To do = Continue the piece about the Kisumu museum and a German museum, starting right after its last sentence.

++++ Source document ++++

He does not say that riparian countries, Kenya, Uganda and Tanzania exported approximately 45,000 tons of perch fillets annually with a corresponding value of 170 million Euro in 2003. He probably does not know that when colonialists introduced the Nile perch, Nam Lolwe was abundant with native fish species that were dismissed ‘trash fish’. The British wanted to increase the range of ‘fine sporting and edible white meat with no bones’ in the lake. The communities resisted the adoption of this fish in their culinary cultures. Or that the colonial project would have been incomplete without the accompanying environmental mismanagement. He does not say that the colonial government did an all-out campaign to instil the culture of eating fish, especially Mbuta to all East Africans. The Nile Perch was the ultimate solution to the colonisation of the East African lake cultures.

The Ber Dala refers to Mzee Odero’s home. While I acknowledged that culture is dynamic, I did not see the need of referring to Jaduong (Esteemed elder in Dholuo) Odero’s home as Mzee (old man in Kiswahili) Odero. The difference between Mzee and Jaduong’ is fundamental. Jaduong is the native title that is appropriate in the homestead designed and implemented in the museum at the heart of Kisumu. Mzee would find better context in a contemporary home not exhibited in the museum.

Difficult Questions. Feeble answers.

Therefore, I found myself questioning the portrayal of the African in two random museums. In both instances, a lack of attention to details. The German Museum does not see the need to do away with Africans as workers in the museum or to find other alternatives of framing the black presence in a German museum. It is very difficult for an African to get a work permit to work in Germany. The tokenistic employment of the African in the German museum reinforces the idea of African occupying entertainment slots in European circuits. The African security workers in the German museum appeared to me almost like part of the objects of amusement for the German visitors in the museum.

The Kisumu museum has little interest in the animals that it houses. It even has lesser interest in the history of its location. If the crocodile occupies a pool way too small for its comfort then the people that the museum speaks for and from, occupy even a lesser space in the museum. The museum seemed to me more of an underfunded aquarium. Signs of decay are everywhere. The language of silence is spoken loudly in this museum. There is no curation of the place of Kisumu in regional and national politics.

++++ Provided material ++++

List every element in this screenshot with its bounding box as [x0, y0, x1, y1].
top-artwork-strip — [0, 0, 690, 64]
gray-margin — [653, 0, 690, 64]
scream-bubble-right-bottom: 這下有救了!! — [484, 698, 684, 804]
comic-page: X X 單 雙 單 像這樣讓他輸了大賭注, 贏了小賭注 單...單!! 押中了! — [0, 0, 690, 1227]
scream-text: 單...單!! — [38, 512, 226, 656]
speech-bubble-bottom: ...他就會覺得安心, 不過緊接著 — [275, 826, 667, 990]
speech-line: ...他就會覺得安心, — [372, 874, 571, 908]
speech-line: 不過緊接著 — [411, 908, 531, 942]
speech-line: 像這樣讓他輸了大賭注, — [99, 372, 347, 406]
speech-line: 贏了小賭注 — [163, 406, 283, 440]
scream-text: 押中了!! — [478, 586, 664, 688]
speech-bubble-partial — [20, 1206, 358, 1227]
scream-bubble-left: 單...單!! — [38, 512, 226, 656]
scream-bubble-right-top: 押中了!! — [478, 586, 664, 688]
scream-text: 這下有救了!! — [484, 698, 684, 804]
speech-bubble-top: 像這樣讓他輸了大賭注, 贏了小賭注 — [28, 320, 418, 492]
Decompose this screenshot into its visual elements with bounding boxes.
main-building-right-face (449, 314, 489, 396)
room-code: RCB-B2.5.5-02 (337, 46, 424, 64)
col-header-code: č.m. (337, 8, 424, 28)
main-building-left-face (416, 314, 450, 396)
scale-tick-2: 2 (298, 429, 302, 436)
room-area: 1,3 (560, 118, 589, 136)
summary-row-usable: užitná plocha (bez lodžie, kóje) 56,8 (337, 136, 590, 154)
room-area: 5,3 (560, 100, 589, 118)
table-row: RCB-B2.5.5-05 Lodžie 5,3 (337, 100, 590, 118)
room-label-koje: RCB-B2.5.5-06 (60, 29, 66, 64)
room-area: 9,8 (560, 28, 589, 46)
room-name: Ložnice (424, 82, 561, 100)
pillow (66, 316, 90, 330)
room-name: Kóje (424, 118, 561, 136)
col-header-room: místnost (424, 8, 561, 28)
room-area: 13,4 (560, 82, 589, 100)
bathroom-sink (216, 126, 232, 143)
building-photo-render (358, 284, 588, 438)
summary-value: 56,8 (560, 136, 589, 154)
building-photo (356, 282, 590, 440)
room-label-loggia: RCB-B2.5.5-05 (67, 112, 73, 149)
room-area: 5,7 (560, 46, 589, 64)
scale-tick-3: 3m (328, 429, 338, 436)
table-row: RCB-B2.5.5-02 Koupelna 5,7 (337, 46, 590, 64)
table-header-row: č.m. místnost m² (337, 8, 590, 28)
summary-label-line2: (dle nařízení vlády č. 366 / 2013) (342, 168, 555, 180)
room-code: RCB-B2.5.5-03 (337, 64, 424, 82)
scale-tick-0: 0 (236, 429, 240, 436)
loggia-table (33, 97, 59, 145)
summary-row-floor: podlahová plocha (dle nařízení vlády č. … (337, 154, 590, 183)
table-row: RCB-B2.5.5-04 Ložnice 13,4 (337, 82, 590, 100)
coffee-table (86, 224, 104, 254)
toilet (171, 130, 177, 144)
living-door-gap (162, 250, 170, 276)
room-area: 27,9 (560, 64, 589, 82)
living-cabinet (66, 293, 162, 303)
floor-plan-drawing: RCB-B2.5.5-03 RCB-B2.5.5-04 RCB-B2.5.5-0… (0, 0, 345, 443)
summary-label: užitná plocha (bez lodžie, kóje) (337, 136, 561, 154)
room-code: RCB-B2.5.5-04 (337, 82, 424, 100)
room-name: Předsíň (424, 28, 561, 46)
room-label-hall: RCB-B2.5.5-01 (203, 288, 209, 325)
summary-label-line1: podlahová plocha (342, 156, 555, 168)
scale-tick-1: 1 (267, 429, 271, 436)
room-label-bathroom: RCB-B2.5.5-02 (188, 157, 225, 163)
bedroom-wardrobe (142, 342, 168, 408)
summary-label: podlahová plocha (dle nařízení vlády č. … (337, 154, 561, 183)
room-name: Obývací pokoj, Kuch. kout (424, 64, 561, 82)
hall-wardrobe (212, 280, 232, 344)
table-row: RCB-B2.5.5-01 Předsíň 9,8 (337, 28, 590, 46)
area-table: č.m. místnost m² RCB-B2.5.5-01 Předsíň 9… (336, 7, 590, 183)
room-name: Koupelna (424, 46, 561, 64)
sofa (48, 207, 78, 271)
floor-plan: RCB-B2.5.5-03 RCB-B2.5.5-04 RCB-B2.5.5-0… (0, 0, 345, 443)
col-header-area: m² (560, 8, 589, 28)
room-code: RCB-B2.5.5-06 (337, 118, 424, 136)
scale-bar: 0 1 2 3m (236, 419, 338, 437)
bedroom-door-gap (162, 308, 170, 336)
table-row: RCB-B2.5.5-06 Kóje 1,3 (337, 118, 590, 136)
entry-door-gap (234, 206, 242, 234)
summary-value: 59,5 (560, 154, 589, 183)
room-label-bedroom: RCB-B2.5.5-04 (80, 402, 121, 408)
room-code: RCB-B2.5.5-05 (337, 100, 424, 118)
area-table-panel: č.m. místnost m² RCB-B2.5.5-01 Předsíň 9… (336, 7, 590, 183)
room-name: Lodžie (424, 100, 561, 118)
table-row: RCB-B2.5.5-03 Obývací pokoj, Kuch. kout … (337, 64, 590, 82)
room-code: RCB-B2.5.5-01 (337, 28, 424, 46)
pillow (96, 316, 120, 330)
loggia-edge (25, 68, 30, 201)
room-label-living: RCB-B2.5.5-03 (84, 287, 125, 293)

++++

Final answer =
There is need to curate the cultures and histories of the museum’s catchment area. There is need to showcase Luanda Magere. There is need to showcase the history of Koitalel arap Samoei. There is need to show more about the culinary practices of the people. There is need to not only to rewrite but to popularly assert its complexities and multiplicities. What museum will curate the technologies of Africa before the arrival of the Europeans? What museum will curate a typical day in the life, of say a Luo, Teso, Abasuba, Bukusu, Mnyore, Abagusii in pre-colonial Africa? Perhaps the museum bit more than its mouth could hold. The Kisumu Museum has sat pretty for far too long and perhaps there is a valid case for more specialised museums in Kenya, and other eastern African countries.

One more thing, at the Ber Dala stand, our young guide was not aware of the implications of referring to traditional alcohol drinks as illicit brew. I felt the weight of this cultural violence that he was committing on the traditions of the Luo. Never mind that he is a Luo. The museum could do better than this. There is need to have someone. If the museum finds it important that alcohol is an important theme in the museum, then at the very least it could get the traditional implements of this practise and exhibit it alongside the Ber Dala compound.